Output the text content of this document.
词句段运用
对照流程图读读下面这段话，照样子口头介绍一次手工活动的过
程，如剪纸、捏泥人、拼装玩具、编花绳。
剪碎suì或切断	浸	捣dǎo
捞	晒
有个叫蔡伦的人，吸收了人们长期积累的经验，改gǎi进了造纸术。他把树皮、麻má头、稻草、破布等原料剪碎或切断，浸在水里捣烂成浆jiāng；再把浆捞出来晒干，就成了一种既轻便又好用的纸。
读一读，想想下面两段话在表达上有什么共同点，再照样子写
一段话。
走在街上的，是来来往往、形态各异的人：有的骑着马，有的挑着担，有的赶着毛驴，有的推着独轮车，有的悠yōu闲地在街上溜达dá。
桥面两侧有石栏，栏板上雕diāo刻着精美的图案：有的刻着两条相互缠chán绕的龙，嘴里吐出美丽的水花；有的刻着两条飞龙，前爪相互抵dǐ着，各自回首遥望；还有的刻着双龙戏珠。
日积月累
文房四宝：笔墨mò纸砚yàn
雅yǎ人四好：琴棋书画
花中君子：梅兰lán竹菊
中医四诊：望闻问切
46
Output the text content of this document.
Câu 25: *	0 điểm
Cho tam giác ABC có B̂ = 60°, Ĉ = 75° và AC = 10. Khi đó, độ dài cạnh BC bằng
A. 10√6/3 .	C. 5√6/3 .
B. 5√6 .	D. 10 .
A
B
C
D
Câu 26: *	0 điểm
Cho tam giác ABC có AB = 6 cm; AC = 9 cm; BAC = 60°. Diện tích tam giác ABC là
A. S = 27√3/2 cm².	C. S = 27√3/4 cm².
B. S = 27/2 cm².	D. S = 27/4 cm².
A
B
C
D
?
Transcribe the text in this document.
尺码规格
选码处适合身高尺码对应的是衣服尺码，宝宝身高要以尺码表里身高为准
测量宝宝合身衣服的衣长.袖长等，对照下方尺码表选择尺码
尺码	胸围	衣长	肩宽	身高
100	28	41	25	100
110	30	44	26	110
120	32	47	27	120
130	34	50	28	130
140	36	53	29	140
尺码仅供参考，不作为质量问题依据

» Task details: Locate the lines above that hold the word "giác". Show every one of them.

» The reply:
Cho tam giác ABC có B̂ = 60°, Ĉ = 75° và AC = 10. Khi đó, độ dài cạnh BC bằng
Cho tam giác ABC có AB = 6 cm; AC = 9 cm; BAC = 60°. Diện tích tam giác ABC là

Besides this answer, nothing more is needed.